INFORMATION SHOWN:
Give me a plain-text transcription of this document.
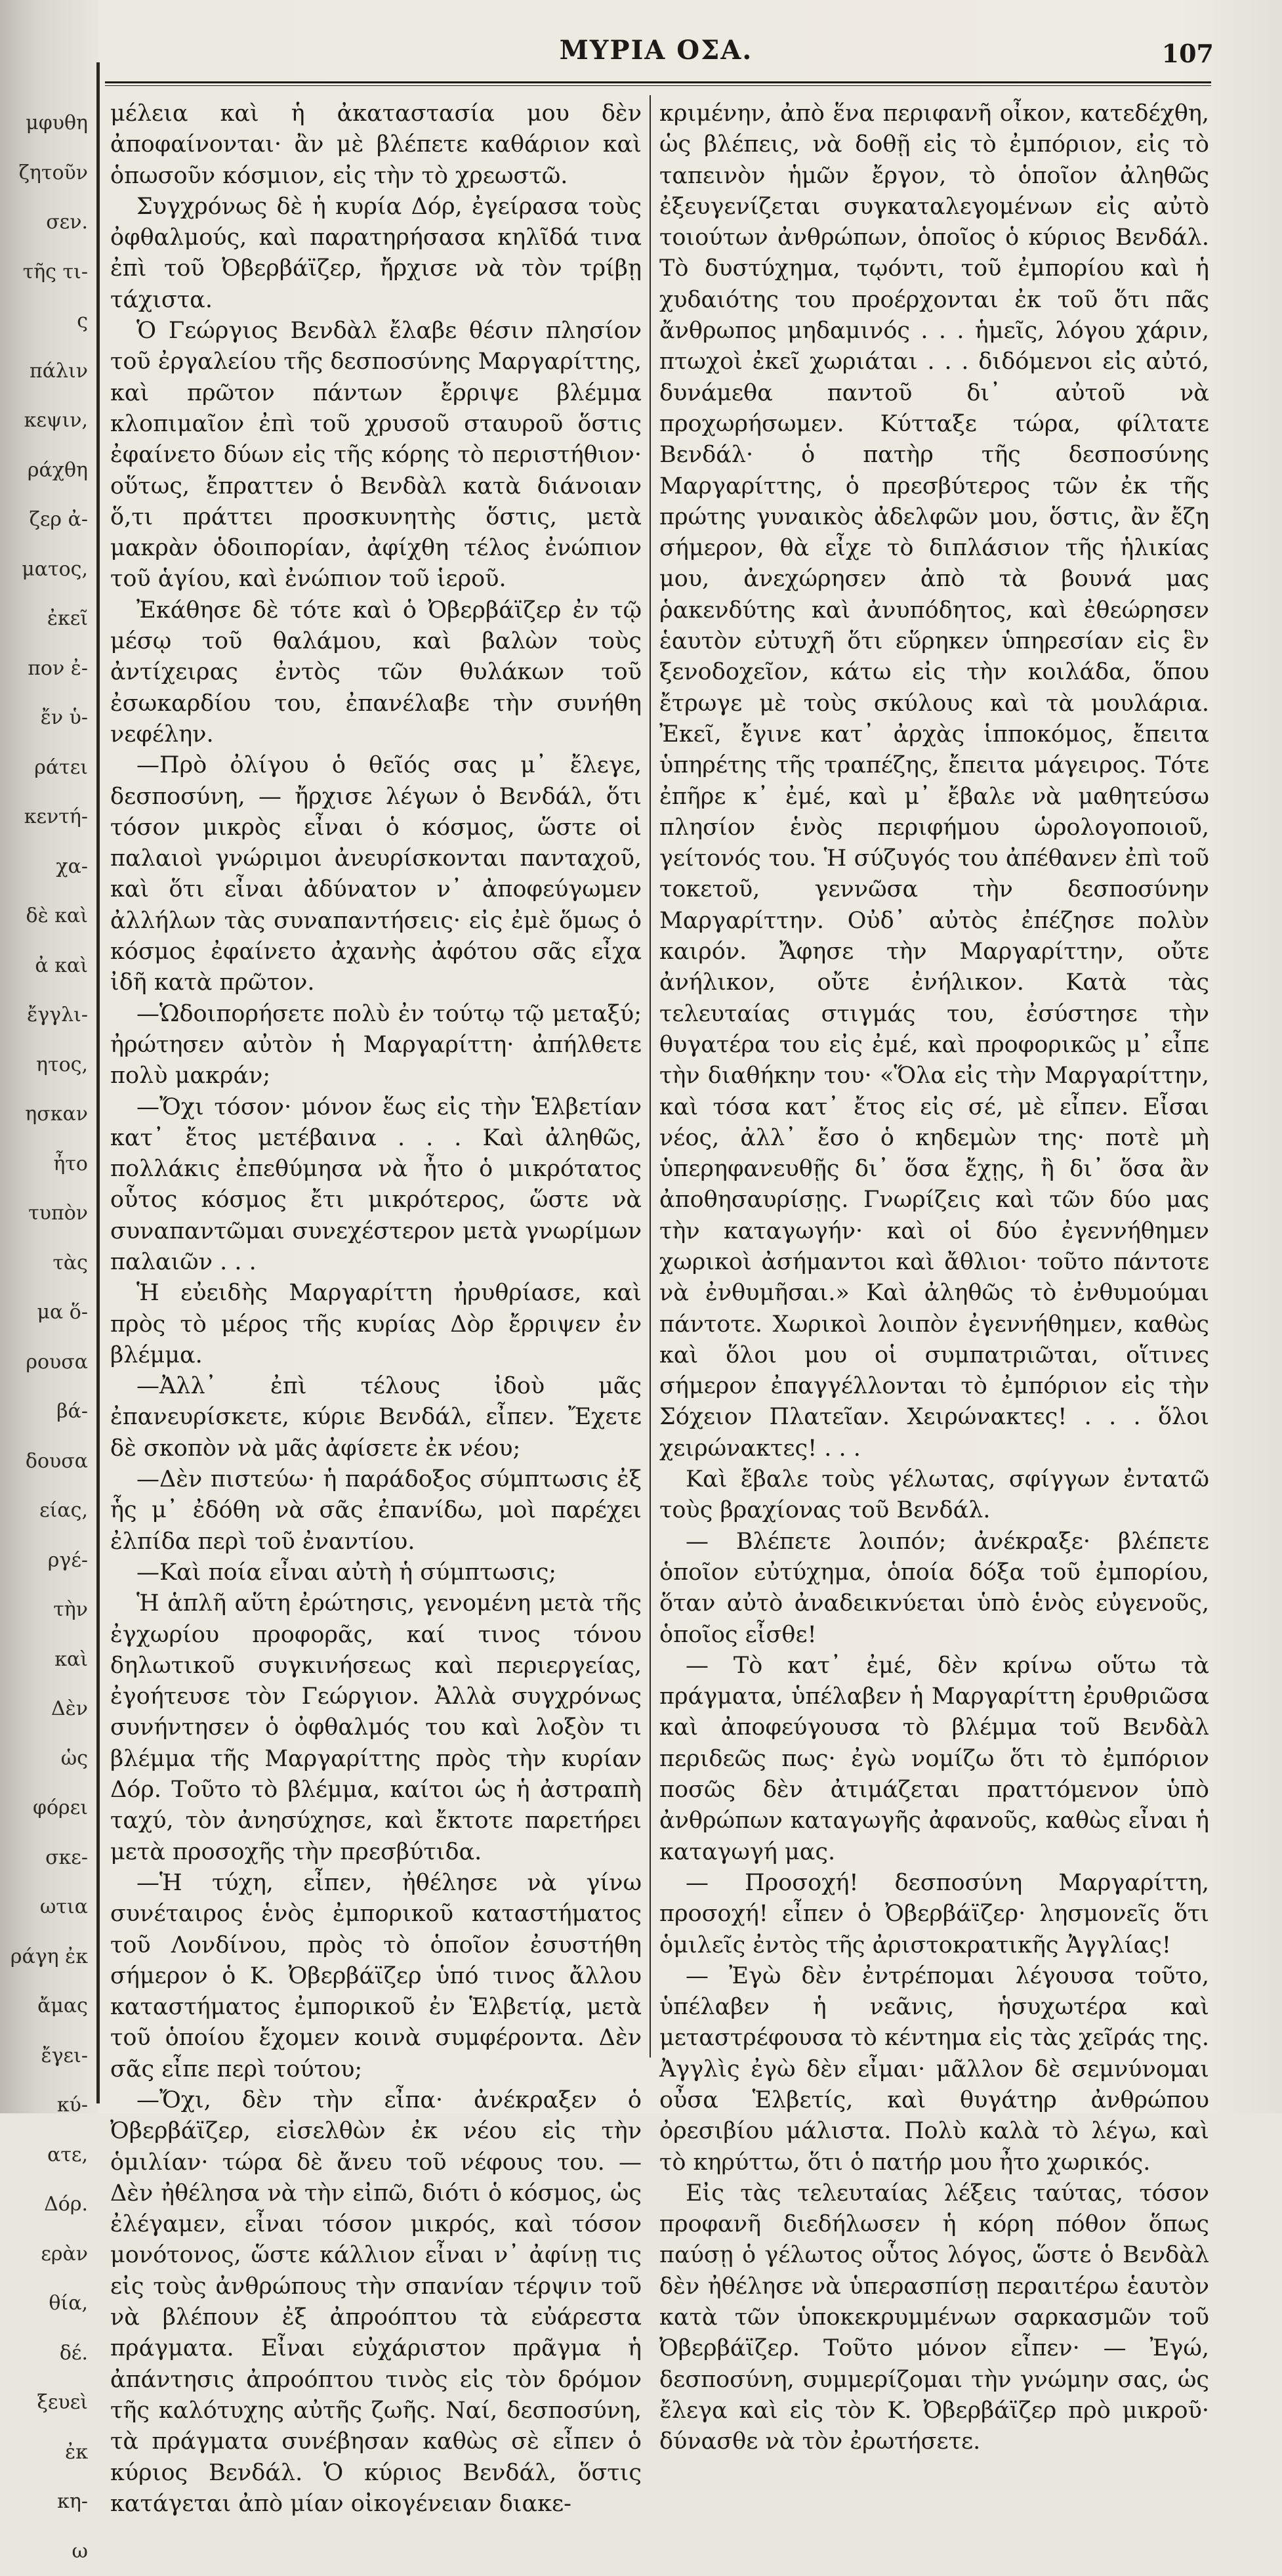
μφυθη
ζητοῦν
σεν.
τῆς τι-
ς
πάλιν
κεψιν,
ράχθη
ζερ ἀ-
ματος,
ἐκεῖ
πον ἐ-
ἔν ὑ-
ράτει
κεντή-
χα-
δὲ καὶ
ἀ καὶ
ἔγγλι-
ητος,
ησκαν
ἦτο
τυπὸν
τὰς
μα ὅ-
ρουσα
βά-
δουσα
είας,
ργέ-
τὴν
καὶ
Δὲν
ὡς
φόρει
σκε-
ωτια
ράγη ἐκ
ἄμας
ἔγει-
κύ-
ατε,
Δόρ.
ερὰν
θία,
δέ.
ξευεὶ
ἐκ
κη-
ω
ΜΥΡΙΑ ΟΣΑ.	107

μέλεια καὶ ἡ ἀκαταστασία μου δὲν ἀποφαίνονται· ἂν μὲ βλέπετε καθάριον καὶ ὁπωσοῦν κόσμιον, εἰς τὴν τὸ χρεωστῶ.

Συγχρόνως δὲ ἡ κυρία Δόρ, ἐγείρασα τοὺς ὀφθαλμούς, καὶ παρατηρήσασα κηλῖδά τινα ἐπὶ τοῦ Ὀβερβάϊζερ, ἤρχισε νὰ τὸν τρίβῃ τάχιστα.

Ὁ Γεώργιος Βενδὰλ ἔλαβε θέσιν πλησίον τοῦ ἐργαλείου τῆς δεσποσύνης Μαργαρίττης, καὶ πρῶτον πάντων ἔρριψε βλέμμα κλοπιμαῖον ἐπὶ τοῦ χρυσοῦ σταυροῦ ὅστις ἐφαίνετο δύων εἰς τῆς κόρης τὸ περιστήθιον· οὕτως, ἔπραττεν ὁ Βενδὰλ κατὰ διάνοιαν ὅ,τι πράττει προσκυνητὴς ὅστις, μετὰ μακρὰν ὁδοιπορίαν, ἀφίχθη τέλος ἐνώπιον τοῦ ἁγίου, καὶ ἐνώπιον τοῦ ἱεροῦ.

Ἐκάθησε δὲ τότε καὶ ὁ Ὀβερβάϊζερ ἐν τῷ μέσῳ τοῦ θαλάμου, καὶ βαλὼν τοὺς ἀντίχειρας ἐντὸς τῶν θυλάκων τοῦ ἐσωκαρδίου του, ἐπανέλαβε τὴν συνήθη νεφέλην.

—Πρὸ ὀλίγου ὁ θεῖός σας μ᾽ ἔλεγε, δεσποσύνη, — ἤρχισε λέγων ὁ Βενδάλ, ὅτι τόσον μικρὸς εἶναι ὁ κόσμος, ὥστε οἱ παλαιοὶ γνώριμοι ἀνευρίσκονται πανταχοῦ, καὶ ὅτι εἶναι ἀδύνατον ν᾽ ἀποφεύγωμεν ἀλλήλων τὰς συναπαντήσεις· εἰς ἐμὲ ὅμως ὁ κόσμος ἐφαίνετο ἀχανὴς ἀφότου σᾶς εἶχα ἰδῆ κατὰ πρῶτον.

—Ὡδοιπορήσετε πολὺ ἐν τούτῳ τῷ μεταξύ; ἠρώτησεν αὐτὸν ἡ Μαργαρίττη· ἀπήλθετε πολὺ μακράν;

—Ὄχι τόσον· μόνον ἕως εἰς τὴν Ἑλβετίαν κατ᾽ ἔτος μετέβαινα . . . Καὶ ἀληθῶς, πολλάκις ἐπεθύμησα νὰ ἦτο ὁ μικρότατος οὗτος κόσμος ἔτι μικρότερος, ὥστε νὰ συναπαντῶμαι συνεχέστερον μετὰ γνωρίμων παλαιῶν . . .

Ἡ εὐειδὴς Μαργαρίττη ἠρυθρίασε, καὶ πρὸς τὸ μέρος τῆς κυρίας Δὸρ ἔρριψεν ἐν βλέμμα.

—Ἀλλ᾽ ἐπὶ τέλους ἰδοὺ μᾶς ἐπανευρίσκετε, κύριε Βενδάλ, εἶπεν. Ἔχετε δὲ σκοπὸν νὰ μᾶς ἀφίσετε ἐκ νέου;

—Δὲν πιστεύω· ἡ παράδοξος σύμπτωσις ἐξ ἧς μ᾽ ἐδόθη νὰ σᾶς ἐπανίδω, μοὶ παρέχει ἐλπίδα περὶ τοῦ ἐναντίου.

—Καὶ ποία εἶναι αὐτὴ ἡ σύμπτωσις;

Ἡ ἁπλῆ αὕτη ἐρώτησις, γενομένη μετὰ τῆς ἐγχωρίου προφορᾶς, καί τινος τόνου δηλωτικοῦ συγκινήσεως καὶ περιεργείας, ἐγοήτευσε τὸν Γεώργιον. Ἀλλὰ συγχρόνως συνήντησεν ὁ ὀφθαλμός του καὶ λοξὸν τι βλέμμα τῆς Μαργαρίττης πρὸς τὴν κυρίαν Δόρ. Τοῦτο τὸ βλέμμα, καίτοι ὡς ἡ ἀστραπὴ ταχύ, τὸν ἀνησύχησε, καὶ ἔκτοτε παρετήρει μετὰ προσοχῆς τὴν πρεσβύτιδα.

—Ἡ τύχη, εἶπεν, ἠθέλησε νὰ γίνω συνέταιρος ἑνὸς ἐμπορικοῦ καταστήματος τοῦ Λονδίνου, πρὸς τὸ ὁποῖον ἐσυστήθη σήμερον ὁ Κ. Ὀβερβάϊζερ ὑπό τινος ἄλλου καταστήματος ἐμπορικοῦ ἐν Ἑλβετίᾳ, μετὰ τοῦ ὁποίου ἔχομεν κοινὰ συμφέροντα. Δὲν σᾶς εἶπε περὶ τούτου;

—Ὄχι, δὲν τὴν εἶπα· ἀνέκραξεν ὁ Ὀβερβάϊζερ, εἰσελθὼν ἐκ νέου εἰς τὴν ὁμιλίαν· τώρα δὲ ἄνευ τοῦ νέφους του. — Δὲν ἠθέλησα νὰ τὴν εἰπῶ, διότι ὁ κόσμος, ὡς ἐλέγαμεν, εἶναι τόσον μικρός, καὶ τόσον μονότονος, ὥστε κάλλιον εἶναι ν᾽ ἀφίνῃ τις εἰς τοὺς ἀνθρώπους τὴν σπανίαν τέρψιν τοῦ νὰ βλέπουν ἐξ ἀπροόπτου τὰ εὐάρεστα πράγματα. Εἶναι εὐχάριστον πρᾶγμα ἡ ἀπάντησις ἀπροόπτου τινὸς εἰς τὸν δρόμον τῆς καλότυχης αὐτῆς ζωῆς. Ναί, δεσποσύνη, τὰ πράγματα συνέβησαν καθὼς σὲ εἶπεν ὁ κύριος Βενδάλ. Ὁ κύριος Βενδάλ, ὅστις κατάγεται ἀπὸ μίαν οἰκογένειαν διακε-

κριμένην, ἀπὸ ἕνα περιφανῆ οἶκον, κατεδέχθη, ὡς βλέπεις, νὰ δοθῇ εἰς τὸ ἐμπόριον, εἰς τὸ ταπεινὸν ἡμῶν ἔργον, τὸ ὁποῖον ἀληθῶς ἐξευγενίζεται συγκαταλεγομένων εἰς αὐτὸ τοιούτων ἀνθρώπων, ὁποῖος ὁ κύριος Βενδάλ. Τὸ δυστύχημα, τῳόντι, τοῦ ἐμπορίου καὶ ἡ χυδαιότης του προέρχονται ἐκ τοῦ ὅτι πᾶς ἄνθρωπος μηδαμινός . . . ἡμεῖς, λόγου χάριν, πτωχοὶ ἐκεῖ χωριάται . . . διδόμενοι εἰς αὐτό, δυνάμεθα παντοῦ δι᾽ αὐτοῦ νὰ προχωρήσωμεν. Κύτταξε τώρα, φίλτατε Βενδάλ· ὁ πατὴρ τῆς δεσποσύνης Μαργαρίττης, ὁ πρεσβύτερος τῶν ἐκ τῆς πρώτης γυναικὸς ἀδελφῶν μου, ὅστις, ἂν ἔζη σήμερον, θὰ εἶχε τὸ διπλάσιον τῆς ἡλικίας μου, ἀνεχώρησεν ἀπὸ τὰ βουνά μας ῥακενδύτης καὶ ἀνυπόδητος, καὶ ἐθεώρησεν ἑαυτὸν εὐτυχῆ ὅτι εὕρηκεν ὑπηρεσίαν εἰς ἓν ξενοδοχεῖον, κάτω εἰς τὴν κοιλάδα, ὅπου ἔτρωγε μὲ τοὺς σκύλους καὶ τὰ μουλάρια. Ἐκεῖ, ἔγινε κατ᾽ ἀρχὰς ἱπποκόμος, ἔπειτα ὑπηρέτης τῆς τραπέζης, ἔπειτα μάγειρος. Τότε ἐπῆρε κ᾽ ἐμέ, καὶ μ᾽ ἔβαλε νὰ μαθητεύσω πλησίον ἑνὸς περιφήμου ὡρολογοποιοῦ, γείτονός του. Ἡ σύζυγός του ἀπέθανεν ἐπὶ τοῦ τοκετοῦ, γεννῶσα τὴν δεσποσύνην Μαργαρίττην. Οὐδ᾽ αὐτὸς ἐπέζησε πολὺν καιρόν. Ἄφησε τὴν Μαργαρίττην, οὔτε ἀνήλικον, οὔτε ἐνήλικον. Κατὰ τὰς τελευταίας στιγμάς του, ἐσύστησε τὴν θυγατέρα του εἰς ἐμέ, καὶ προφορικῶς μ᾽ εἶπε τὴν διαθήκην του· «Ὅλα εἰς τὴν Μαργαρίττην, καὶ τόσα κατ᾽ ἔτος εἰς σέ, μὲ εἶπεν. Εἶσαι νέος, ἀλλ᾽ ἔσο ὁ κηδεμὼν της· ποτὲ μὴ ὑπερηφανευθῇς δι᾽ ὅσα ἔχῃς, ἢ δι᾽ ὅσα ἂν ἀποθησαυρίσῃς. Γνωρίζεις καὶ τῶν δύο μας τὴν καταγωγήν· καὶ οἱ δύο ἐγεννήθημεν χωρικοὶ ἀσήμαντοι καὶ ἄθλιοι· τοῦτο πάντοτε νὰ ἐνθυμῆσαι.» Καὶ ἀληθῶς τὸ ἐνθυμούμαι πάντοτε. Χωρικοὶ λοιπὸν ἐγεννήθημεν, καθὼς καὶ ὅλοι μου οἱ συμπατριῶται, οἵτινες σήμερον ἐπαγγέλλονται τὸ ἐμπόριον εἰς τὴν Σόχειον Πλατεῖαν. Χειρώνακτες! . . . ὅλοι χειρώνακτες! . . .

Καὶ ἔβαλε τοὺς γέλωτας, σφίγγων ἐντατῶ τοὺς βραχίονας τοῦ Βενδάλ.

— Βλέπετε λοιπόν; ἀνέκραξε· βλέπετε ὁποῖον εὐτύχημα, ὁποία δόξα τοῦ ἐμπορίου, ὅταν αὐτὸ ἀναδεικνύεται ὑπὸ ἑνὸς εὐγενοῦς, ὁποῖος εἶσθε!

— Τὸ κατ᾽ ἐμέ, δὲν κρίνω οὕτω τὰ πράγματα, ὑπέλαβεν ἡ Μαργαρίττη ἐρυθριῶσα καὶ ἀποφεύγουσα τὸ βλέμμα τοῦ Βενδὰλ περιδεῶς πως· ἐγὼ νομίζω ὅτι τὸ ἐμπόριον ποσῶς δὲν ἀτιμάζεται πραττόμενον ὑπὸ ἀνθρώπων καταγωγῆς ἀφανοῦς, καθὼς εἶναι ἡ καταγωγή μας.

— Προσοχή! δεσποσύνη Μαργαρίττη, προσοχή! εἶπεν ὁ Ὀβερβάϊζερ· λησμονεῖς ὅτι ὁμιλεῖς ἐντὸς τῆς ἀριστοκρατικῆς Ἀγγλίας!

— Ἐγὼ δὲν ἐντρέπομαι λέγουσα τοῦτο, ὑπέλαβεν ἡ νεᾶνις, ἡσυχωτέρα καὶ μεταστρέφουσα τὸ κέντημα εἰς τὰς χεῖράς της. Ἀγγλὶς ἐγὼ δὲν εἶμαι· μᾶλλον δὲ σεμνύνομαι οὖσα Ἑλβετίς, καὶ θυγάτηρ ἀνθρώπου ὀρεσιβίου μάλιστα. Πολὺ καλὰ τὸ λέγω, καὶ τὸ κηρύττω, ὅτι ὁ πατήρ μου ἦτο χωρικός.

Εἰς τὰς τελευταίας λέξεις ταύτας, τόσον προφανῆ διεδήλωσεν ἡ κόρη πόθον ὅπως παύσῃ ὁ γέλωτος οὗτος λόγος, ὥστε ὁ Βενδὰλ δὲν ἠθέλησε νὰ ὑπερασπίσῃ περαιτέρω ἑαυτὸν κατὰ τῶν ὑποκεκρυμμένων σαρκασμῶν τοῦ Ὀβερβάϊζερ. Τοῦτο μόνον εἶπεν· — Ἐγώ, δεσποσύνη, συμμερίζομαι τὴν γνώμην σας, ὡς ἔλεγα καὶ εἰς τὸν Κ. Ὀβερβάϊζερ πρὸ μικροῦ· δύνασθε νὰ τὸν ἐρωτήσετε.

AIM OF THE EXERCISE: Copy each line holding the word "ἤρχισε" from the listing above.

COMPLETE RESPONSE:
Συγχρόνως δὲ ἡ κυρία Δόρ, ἐγείρασα τοὺς ὀφθαλμούς, καὶ παρατηρήσασα κηλῖδά τινα ἐπὶ τοῦ Ὀβερβάϊζερ, ἤρχισε νὰ τὸν τρίβῃ τάχιστα.
—Πρὸ ὀλίγου ὁ θεῖός σας μ᾽ ἔλεγε, δεσποσύνη, — ἤρχισε λέγων ὁ Βενδάλ, ὅτι τόσον μικρὸς εἶναι ὁ κόσμος, ὥστε οἱ παλαιοὶ γνώριμοι ἀνευρίσκονται πανταχοῦ, καὶ ὅτι εἶναι ἀδύνατον ν᾽ ἀποφεύγωμεν ἀλλήλων τὰς συναπαντήσεις· εἰς ἐμὲ ὅμως ὁ κόσμος ἐφαίνετο ἀχανὴς ἀφότου σᾶς εἶχα ἰδῆ κατὰ πρῶτον.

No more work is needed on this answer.